# Start of INPUT MATERIAL
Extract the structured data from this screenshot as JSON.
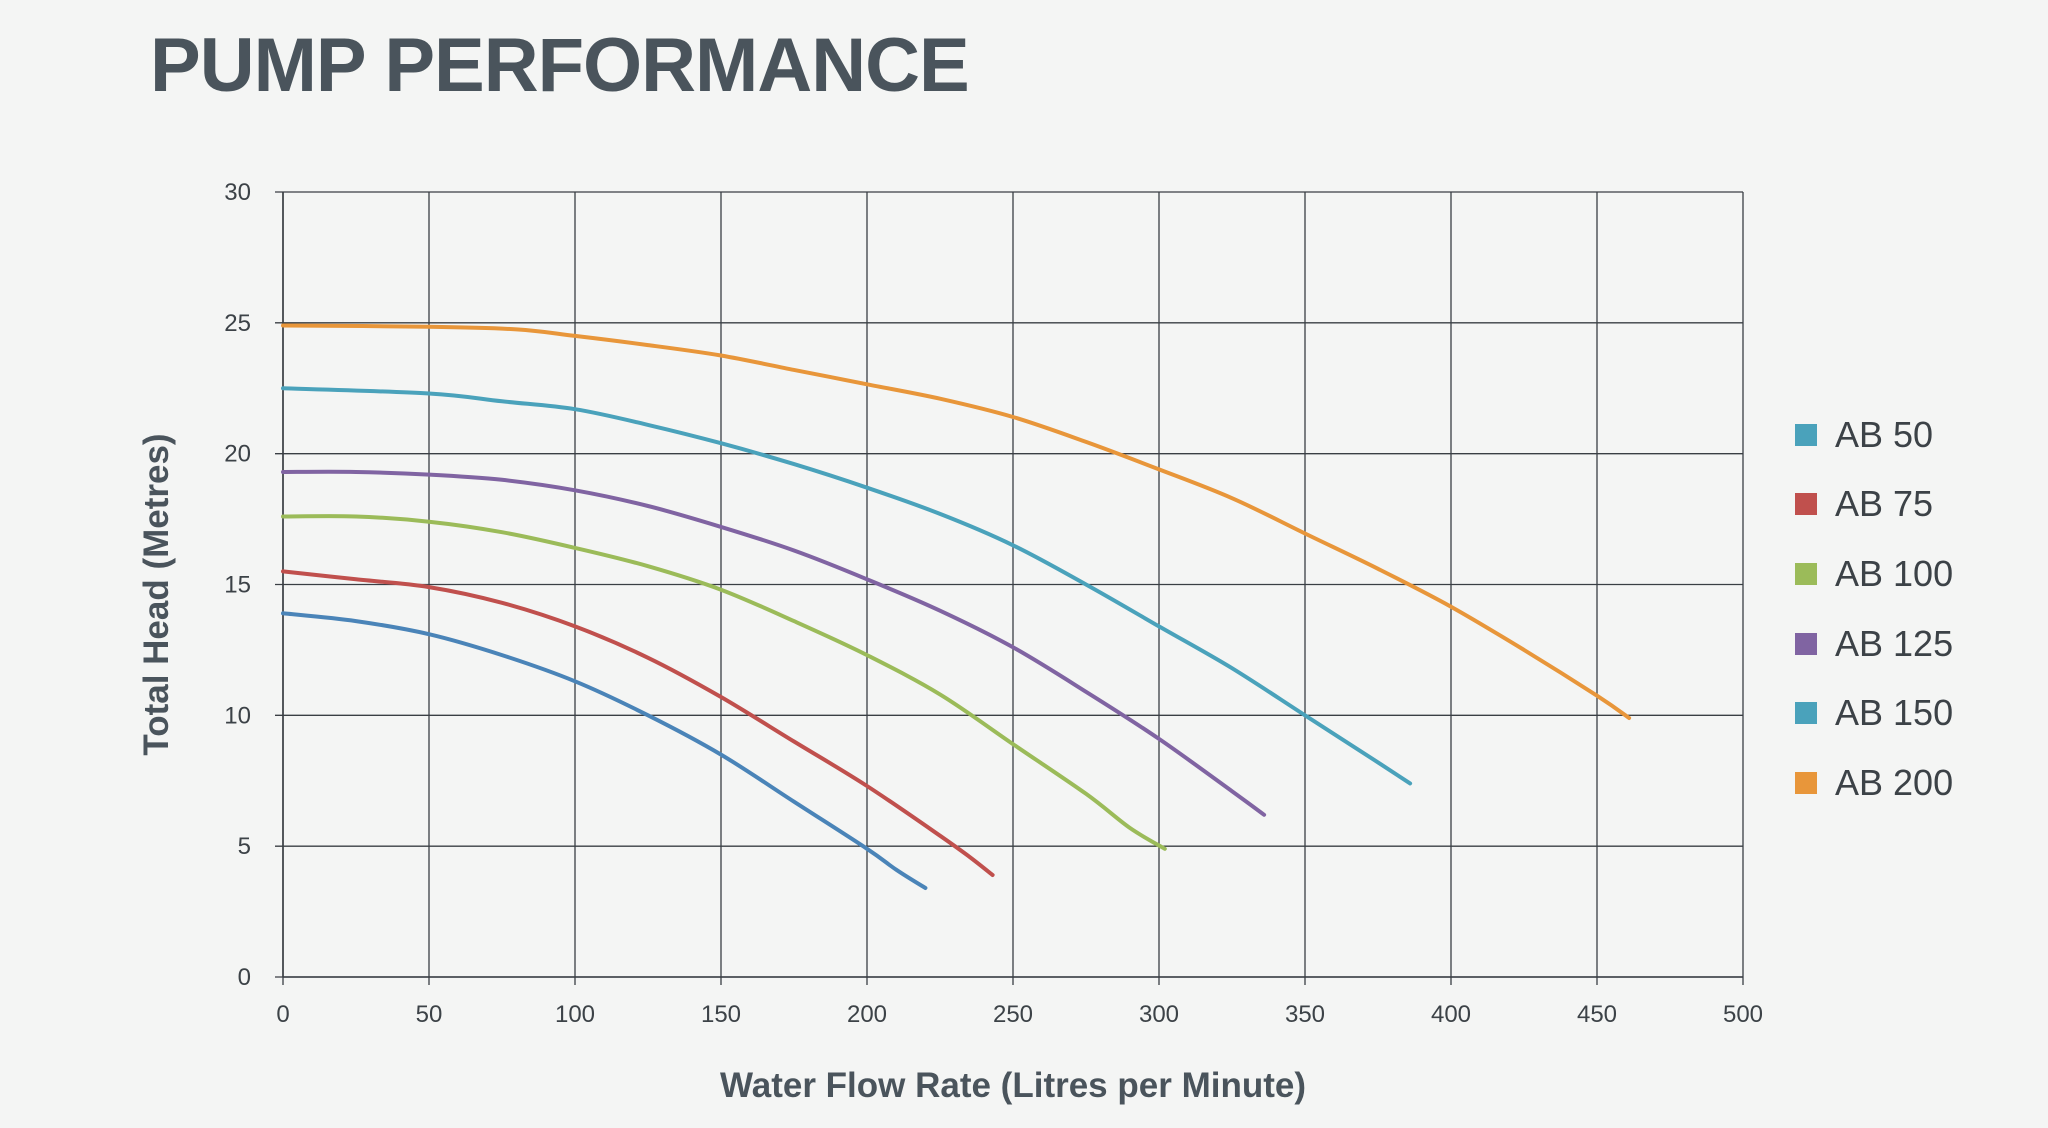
{
  "title": "PUMP PERFORMANCE",
  "chart_data": {
    "type": "line",
    "title": "PUMP PERFORMANCE",
    "xlabel": "Water Flow Rate (Litres per Minute)",
    "ylabel": "Total Head (Metres)",
    "xlim": [
      0,
      500
    ],
    "ylim": [
      0,
      30
    ],
    "xticks": [
      0,
      50,
      100,
      150,
      200,
      250,
      300,
      350,
      400,
      450,
      500
    ],
    "yticks": [
      0,
      5,
      10,
      15,
      20,
      25,
      30
    ],
    "grid": true,
    "legend_position": "right",
    "series": [
      {
        "name": "AB 50",
        "color": "#4a84b8",
        "legend_color": "#4aa2bb",
        "x": [
          0,
          25,
          50,
          75,
          100,
          125,
          150,
          175,
          200,
          210,
          220
        ],
        "y": [
          13.9,
          13.6,
          13.1,
          12.3,
          11.3,
          10.0,
          8.5,
          6.7,
          4.9,
          4.1,
          3.4
        ]
      },
      {
        "name": "AB 75",
        "color": "#c0504d",
        "x": [
          0,
          25,
          50,
          75,
          100,
          125,
          150,
          175,
          200,
          225,
          235,
          243
        ],
        "y": [
          15.5,
          15.2,
          14.9,
          14.3,
          13.4,
          12.2,
          10.7,
          9.0,
          7.3,
          5.4,
          4.6,
          3.9
        ]
      },
      {
        "name": "AB 100",
        "color": "#9bbb59",
        "x": [
          0,
          25,
          50,
          75,
          100,
          125,
          150,
          175,
          200,
          225,
          250,
          275,
          290,
          302
        ],
        "y": [
          17.6,
          17.6,
          17.4,
          17.0,
          16.4,
          15.7,
          14.8,
          13.6,
          12.3,
          10.8,
          8.9,
          7.0,
          5.7,
          4.9
        ]
      },
      {
        "name": "AB 125",
        "color": "#8064a2",
        "x": [
          0,
          25,
          50,
          75,
          100,
          125,
          150,
          175,
          200,
          225,
          250,
          275,
          300,
          325,
          336
        ],
        "y": [
          19.3,
          19.3,
          19.2,
          19.0,
          18.6,
          18.0,
          17.2,
          16.3,
          15.2,
          14.0,
          12.6,
          10.9,
          9.1,
          7.1,
          6.2
        ]
      },
      {
        "name": "AB 150",
        "color": "#4aa2bb",
        "x": [
          0,
          50,
          75,
          100,
          125,
          150,
          175,
          200,
          225,
          250,
          275,
          300,
          325,
          350,
          375,
          386
        ],
        "y": [
          22.5,
          22.3,
          22.0,
          21.7,
          21.1,
          20.4,
          19.6,
          18.7,
          17.7,
          16.5,
          15.0,
          13.4,
          11.8,
          10.0,
          8.2,
          7.4
        ]
      },
      {
        "name": "AB 200",
        "color": "#e8963a",
        "x": [
          0,
          50,
          80,
          100,
          125,
          150,
          175,
          200,
          225,
          250,
          275,
          300,
          325,
          350,
          375,
          400,
          425,
          450,
          461
        ],
        "y": [
          24.9,
          24.85,
          24.75,
          24.5,
          24.15,
          23.75,
          23.2,
          22.65,
          22.1,
          21.4,
          20.45,
          19.4,
          18.3,
          16.95,
          15.6,
          14.15,
          12.5,
          10.75,
          9.9
        ]
      }
    ]
  }
}
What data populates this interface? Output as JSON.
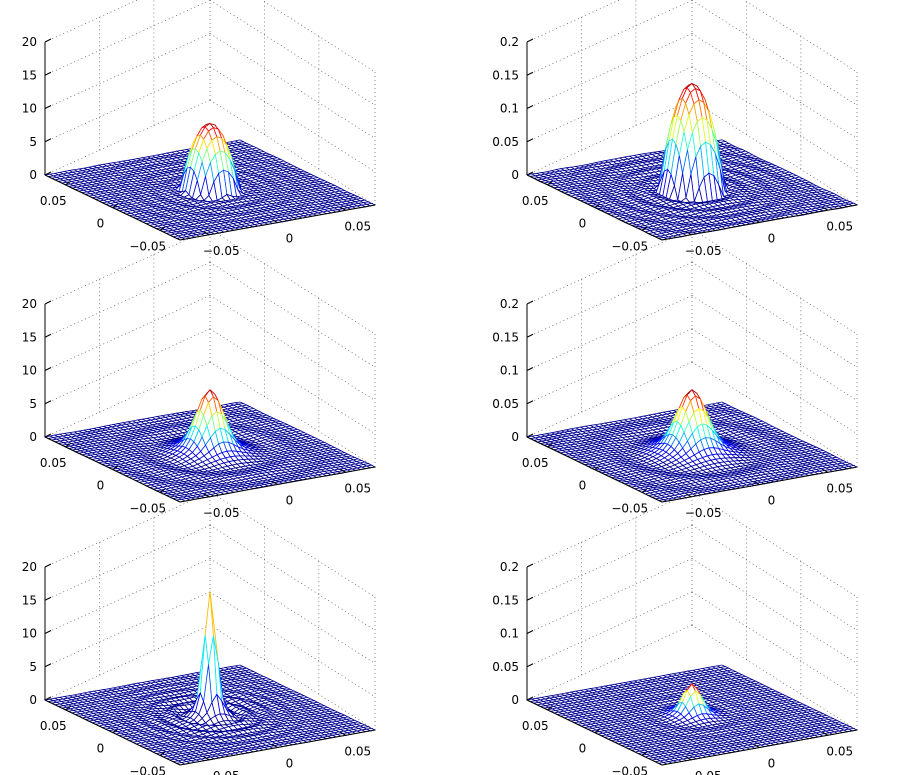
{
  "chart_data": [
    {
      "type": "surface",
      "row": 1,
      "col": 1,
      "zlim": [
        0,
        20
      ],
      "zticks": [
        "0",
        "5",
        "10",
        "15",
        "20"
      ],
      "xticks": [
        "−0.05",
        "0",
        "0.05"
      ],
      "yticks": [
        "−0.05",
        "0",
        "0.05"
      ],
      "peak": 10,
      "width": 0.018,
      "shape": "dome"
    },
    {
      "type": "surface",
      "row": 1,
      "col": 2,
      "zlim": [
        0,
        0.2
      ],
      "zticks": [
        "0",
        "0.05",
        "0.1",
        "0.15",
        "0.2"
      ],
      "xticks": [
        "−0.05",
        "0",
        "0.05"
      ],
      "yticks": [
        "−0.05",
        "0",
        "0.05"
      ],
      "peak": 0.16,
      "width": 0.02,
      "shape": "dome"
    },
    {
      "type": "surface",
      "row": 2,
      "col": 1,
      "zlim": [
        0,
        20
      ],
      "zticks": [
        "0",
        "5",
        "10",
        "15",
        "20"
      ],
      "xticks": [
        "−0.05",
        "0",
        "0.05"
      ],
      "yticks": [
        "−0.05",
        "0",
        "0.05"
      ],
      "peak": 9,
      "width": 0.009,
      "shape": "peak"
    },
    {
      "type": "surface",
      "row": 2,
      "col": 2,
      "zlim": [
        0,
        0.2
      ],
      "zticks": [
        "0",
        "0.05",
        "0.1",
        "0.15",
        "0.2"
      ],
      "xticks": [
        "−0.05",
        "0",
        "0.05"
      ],
      "yticks": [
        "−0.05",
        "0",
        "0.05"
      ],
      "peak": 0.09,
      "width": 0.01,
      "shape": "peak"
    },
    {
      "type": "surface",
      "row": 3,
      "col": 1,
      "zlim": [
        0,
        20
      ],
      "zticks": [
        "0",
        "5",
        "10",
        "15",
        "20"
      ],
      "xticks": [
        "−0.05",
        "0",
        "0.05"
      ],
      "yticks": [
        "−0.05",
        "0",
        "0.05"
      ],
      "peak": 18,
      "width": 0.004,
      "shape": "spike"
    },
    {
      "type": "surface",
      "row": 3,
      "col": 2,
      "zlim": [
        0,
        0.2
      ],
      "zticks": [
        "0",
        "0.05",
        "0.1",
        "0.15",
        "0.2"
      ],
      "xticks": [
        "−0.05",
        "0",
        "0.05"
      ],
      "yticks": [
        "−0.05",
        "0",
        "0.05"
      ],
      "peak": 0.045,
      "width": 0.006,
      "shape": "peak"
    }
  ],
  "colormap": [
    "#00008f",
    "#0000ff",
    "#0080ff",
    "#00ffff",
    "#80ff80",
    "#ffff00",
    "#ff8000",
    "#ff0000",
    "#800000"
  ]
}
# End of INPUT MATERIAL
__EXERCISE__
Copy the records above exactly, omitting every picture.

__EXERCISE ANSWER__
Extract the structured data from this screenshot as JSON.
{
  "title": "PUMP PERFORMANCE",
  "chart_data": {
    "type": "line",
    "title": "PUMP PERFORMANCE",
    "xlabel": "Water Flow Rate (Litres per Minute)",
    "ylabel": "Total Head (Metres)",
    "xlim": [
      0,
      500
    ],
    "ylim": [
      0,
      30
    ],
    "xticks": [
      0,
      50,
      100,
      150,
      200,
      250,
      300,
      350,
      400,
      450,
      500
    ],
    "yticks": [
      0,
      5,
      10,
      15,
      20,
      25,
      30
    ],
    "grid": true,
    "legend_position": "right",
    "series": [
      {
        "name": "AB 50",
        "color": "#4a84b8",
        "legend_color": "#4aa2bb",
        "x": [
          0,
          25,
          50,
          75,
          100,
          125,
          150,
          175,
          200,
          210,
          220
        ],
        "y": [
          13.9,
          13.6,
          13.1,
          12.3,
          11.3,
          10.0,
          8.5,
          6.7,
          4.9,
          4.1,
          3.4
        ]
      },
      {
        "name": "AB 75",
        "color": "#c0504d",
        "x": [
          0,
          25,
          50,
          75,
          100,
          125,
          150,
          175,
          200,
          225,
          235,
          243
        ],
        "y": [
          15.5,
          15.2,
          14.9,
          14.3,
          13.4,
          12.2,
          10.7,
          9.0,
          7.3,
          5.4,
          4.6,
          3.9
        ]
      },
      {
        "name": "AB 100",
        "color": "#9bbb59",
        "x": [
          0,
          25,
          50,
          75,
          100,
          125,
          150,
          175,
          200,
          225,
          250,
          275,
          290,
          302
        ],
        "y": [
          17.6,
          17.6,
          17.4,
          17.0,
          16.4,
          15.7,
          14.8,
          13.6,
          12.3,
          10.8,
          8.9,
          7.0,
          5.7,
          4.9
        ]
      },
      {
        "name": "AB 125",
        "color": "#8064a2",
        "x": [
          0,
          25,
          50,
          75,
          100,
          125,
          150,
          175,
          200,
          225,
          250,
          275,
          300,
          325,
          336
        ],
        "y": [
          19.3,
          19.3,
          19.2,
          19.0,
          18.6,
          18.0,
          17.2,
          16.3,
          15.2,
          14.0,
          12.6,
          10.9,
          9.1,
          7.1,
          6.2
        ]
      },
      {
        "name": "AB 150",
        "color": "#4aa2bb",
        "x": [
          0,
          50,
          75,
          100,
          125,
          150,
          175,
          200,
          225,
          250,
          275,
          300,
          325,
          350,
          375,
          386
        ],
        "y": [
          22.5,
          22.3,
          22.0,
          21.7,
          21.1,
          20.4,
          19.6,
          18.7,
          17.7,
          16.5,
          15.0,
          13.4,
          11.8,
          10.0,
          8.2,
          7.4
        ]
      },
      {
        "name": "AB 200",
        "color": "#e8963a",
        "x": [
          0,
          50,
          80,
          100,
          125,
          150,
          175,
          200,
          225,
          250,
          275,
          300,
          325,
          350,
          375,
          400,
          425,
          450,
          461
        ],
        "y": [
          24.9,
          24.85,
          24.75,
          24.5,
          24.15,
          23.75,
          23.2,
          22.65,
          22.1,
          21.4,
          20.45,
          19.4,
          18.3,
          16.95,
          15.6,
          14.15,
          12.5,
          10.75,
          9.9
        ]
      }
    ]
  }
}
What data populates this interface? Output as JSON.
{
  "chart_data": [
    {
      "type": "surface",
      "row": 1,
      "col": 1,
      "zlim": [
        0,
        20
      ],
      "zticks": [
        "0",
        "5",
        "10",
        "15",
        "20"
      ],
      "xticks": [
        "−0.05",
        "0",
        "0.05"
      ],
      "yticks": [
        "−0.05",
        "0",
        "0.05"
      ],
      "peak": 10,
      "width": 0.018,
      "shape": "dome"
    },
    {
      "type": "surface",
      "row": 1,
      "col": 2,
      "zlim": [
        0,
        0.2
      ],
      "zticks": [
        "0",
        "0.05",
        "0.1",
        "0.15",
        "0.2"
      ],
      "xticks": [
        "−0.05",
        "0",
        "0.05"
      ],
      "yticks": [
        "−0.05",
        "0",
        "0.05"
      ],
      "peak": 0.16,
      "width": 0.02,
      "shape": "dome"
    },
    {
      "type": "surface",
      "row": 2,
      "col": 1,
      "zlim": [
        0,
        20
      ],
      "zticks": [
        "0",
        "5",
        "10",
        "15",
        "20"
      ],
      "xticks": [
        "−0.05",
        "0",
        "0.05"
      ],
      "yticks": [
        "−0.05",
        "0",
        "0.05"
      ],
      "peak": 9,
      "width": 0.009,
      "shape": "peak"
    },
    {
      "type": "surface",
      "row": 2,
      "col": 2,
      "zlim": [
        0,
        0.2
      ],
      "zticks": [
        "0",
        "0.05",
        "0.1",
        "0.15",
        "0.2"
      ],
      "xticks": [
        "−0.05",
        "0",
        "0.05"
      ],
      "yticks": [
        "−0.05",
        "0",
        "0.05"
      ],
      "peak": 0.09,
      "width": 0.01,
      "shape": "peak"
    },
    {
      "type": "surface",
      "row": 3,
      "col": 1,
      "zlim": [
        0,
        20
      ],
      "zticks": [
        "0",
        "5",
        "10",
        "15",
        "20"
      ],
      "xticks": [
        "−0.05",
        "0",
        "0.05"
      ],
      "yticks": [
        "−0.05",
        "0",
        "0.05"
      ],
      "peak": 18,
      "width": 0.004,
      "shape": "spike"
    },
    {
      "type": "surface",
      "row": 3,
      "col": 2,
      "zlim": [
        0,
        0.2
      ],
      "zticks": [
        "0",
        "0.05",
        "0.1",
        "0.15",
        "0.2"
      ],
      "xticks": [
        "−0.05",
        "0",
        "0.05"
      ],
      "yticks": [
        "−0.05",
        "0",
        "0.05"
      ],
      "peak": 0.045,
      "width": 0.006,
      "shape": "peak"
    }
  ],
  "colormap": [
    "#00008f",
    "#0000ff",
    "#0080ff",
    "#00ffff",
    "#80ff80",
    "#ffff00",
    "#ff8000",
    "#ff0000",
    "#800000"
  ]
}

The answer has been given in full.